Below are some entries. Copy each line that holds the string "itself".
++++++++++
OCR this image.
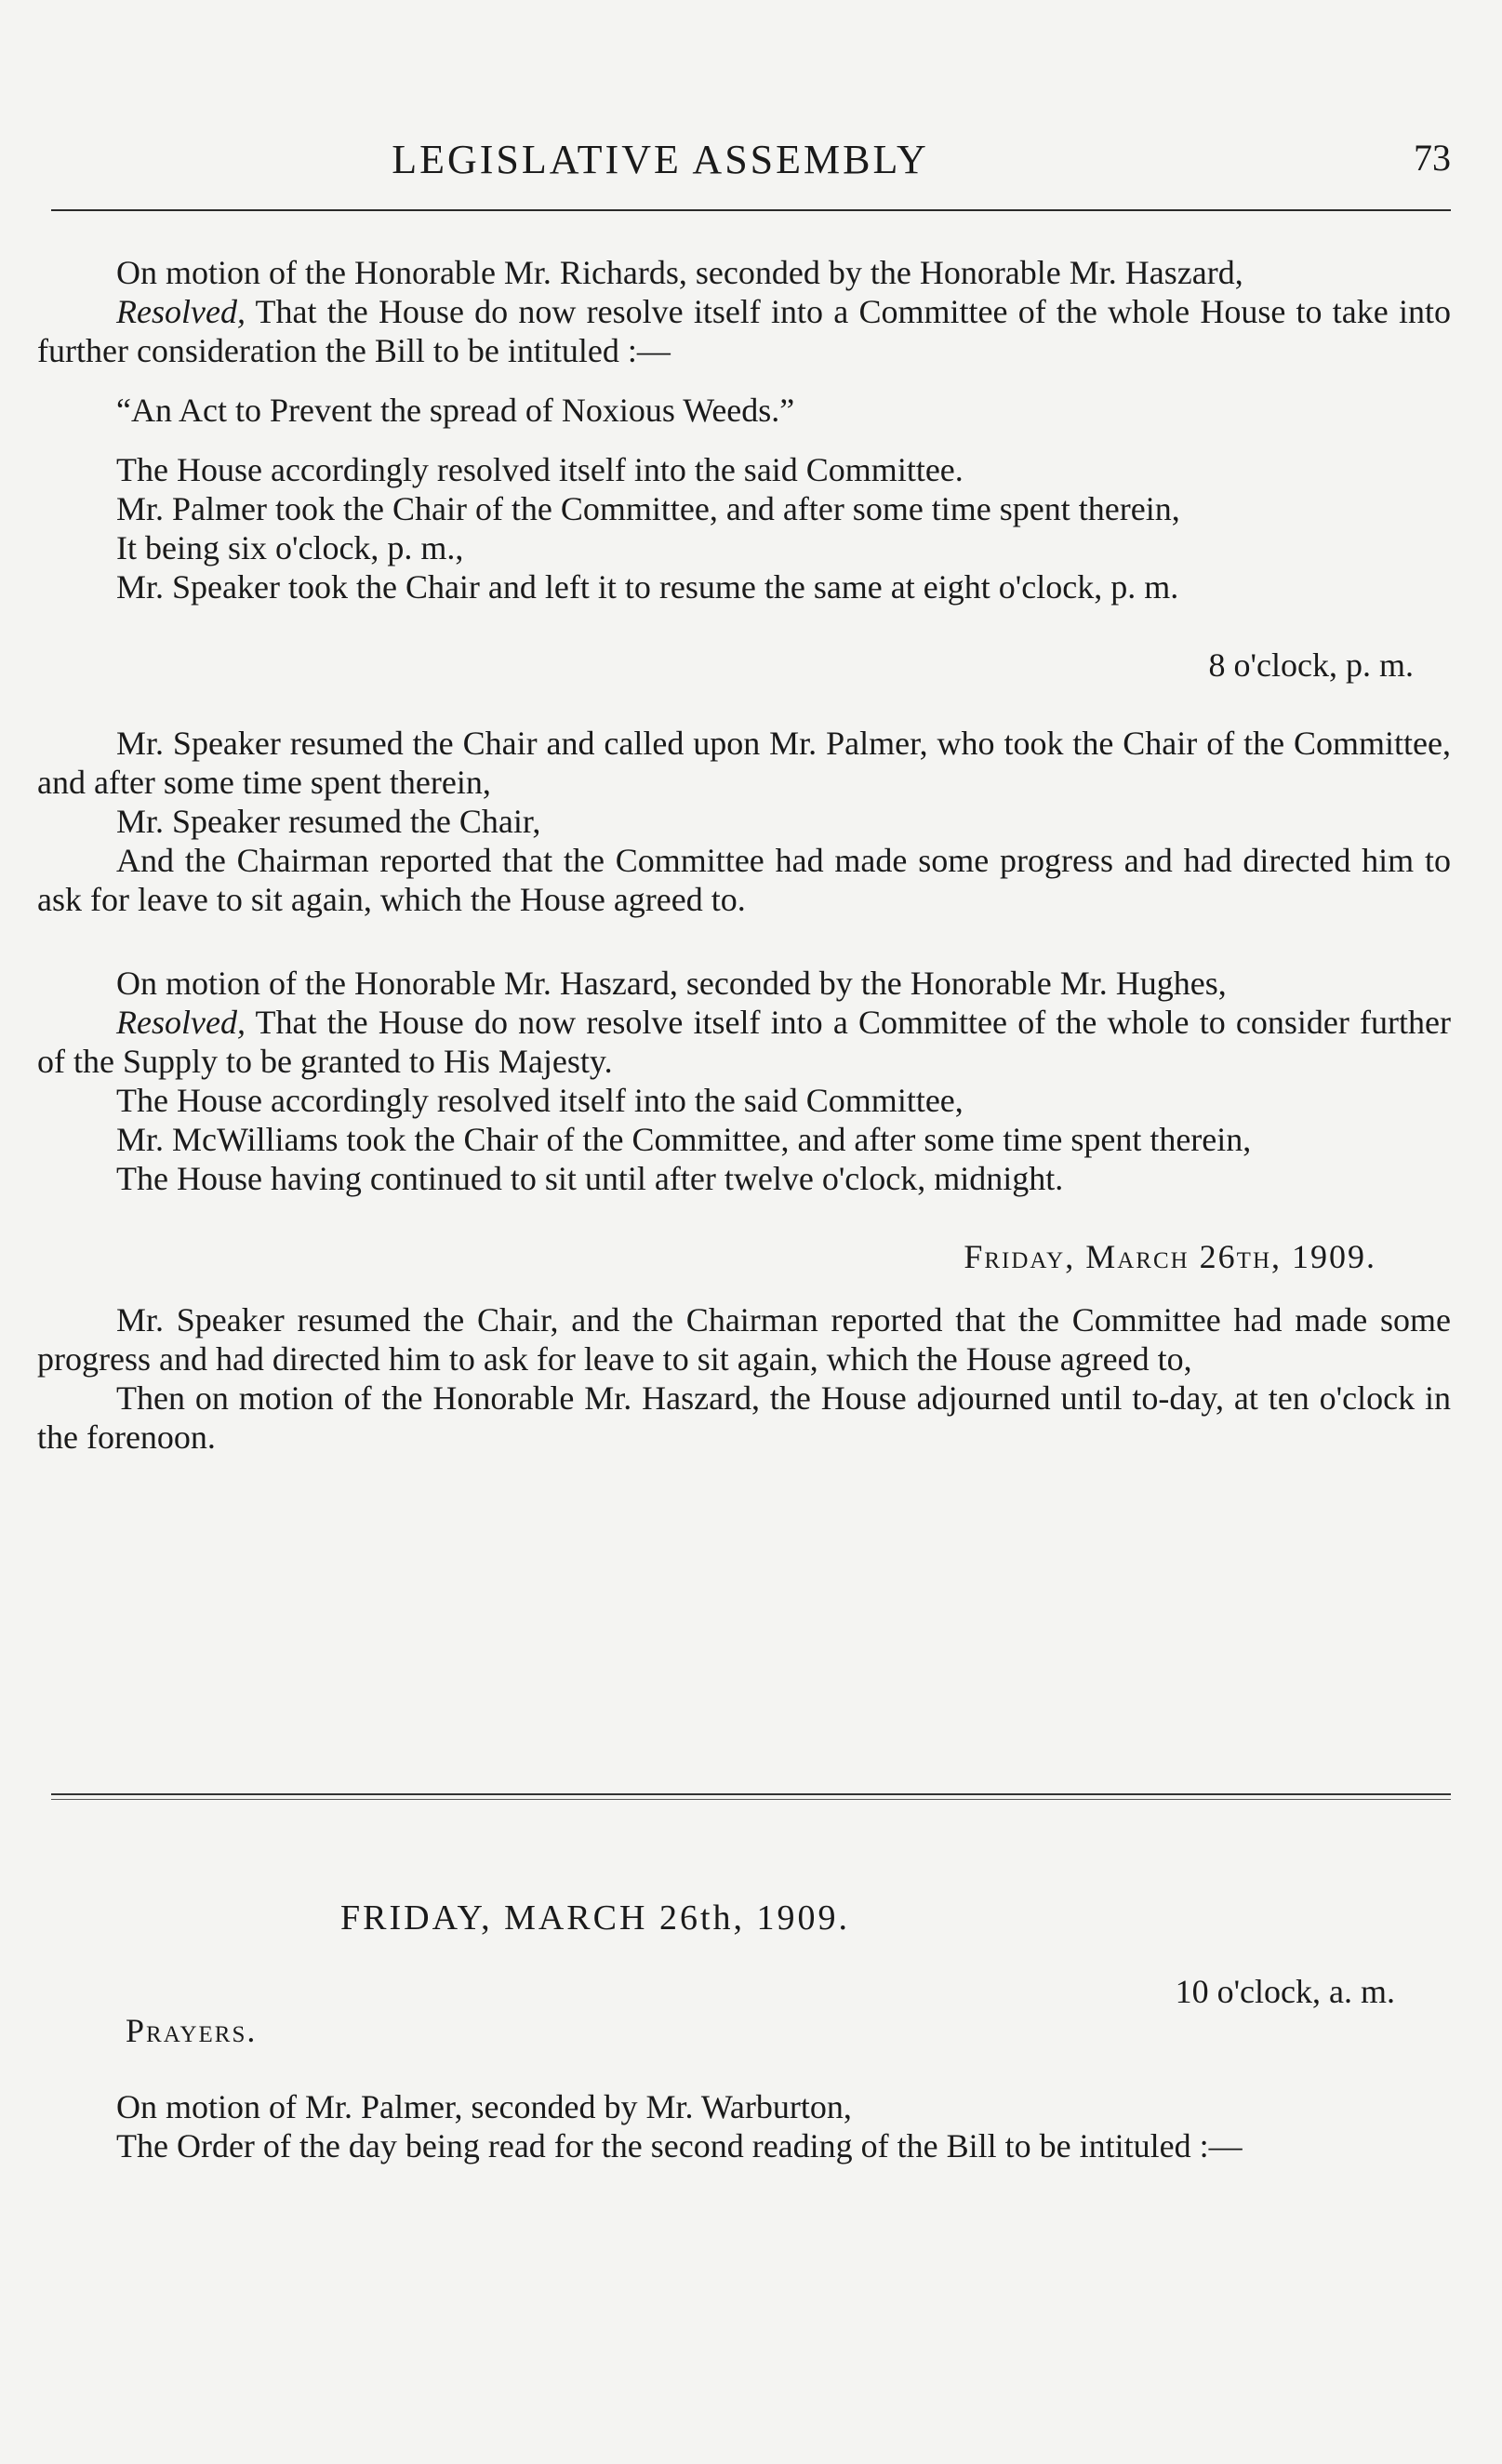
LEGISLATIVE ASSEMBLY	73

On motion of the Honorable Mr. Richards, seconded by the Honorable Mr. Haszard,

Resolved, That the House do now resolve itself into a Committee of the whole House to take into further consideration the Bill to be intituled :—

“An Act to Prevent the spread of Noxious Weeds.”

The House accordingly resolved itself into the said Committee.

Mr. Palmer took the Chair of the Committee, and after some time spent therein,

It being six o'clock, p. m.,

Mr. Speaker took the Chair and left it to resume the same at eight o'clock, p. m.

8 o'clock, p. m.

Mr. Speaker resumed the Chair and called upon Mr. Palmer, who took the Chair of the Committee, and after some time spent therein,

Mr. Speaker resumed the Chair,

And the Chairman reported that the Committee had made some progress and had directed him to ask for leave to sit again, which the House agreed to.

On motion of the Honorable Mr. Haszard, seconded by the Honorable Mr. Hughes,

Resolved, That the House do now resolve itself into a Committee of the whole to consider further of the Supply to be granted to His Majesty.

The House accordingly resolved itself into the said Committee,

Mr. McWilliams took the Chair of the Committee, and after some time spent therein,

The House having continued to sit until after twelve o'clock, midnight.

Friday, March 26th, 1909.

Mr. Speaker resumed the Chair, and the Chairman reported that the Committee had made some progress and had directed him to ask for leave to sit again, which the House agreed to,

Then on motion of the Honorable Mr. Haszard, the House adjourned until to-day, at ten o'clock in the forenoon.

FRIDAY, MARCH 26th, 1909.

10 o'clock, a. m.

Prayers.

On motion of Mr. Palmer, seconded by Mr. Warburton,

The Order of the day being read for the second reading of the Bill to be intituled :—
++++++++++
Complete output
Resolved, That the House do now resolve itself into a Committee of the whole House to take into further consideration the Bill to be intituled :—
The House accordingly resolved itself into the said Committee.
Resolved, That the House do now resolve itself into a Committee of the whole to consider further of the Supply to be granted to His Majesty.
The House accordingly resolved itself into the said Committee,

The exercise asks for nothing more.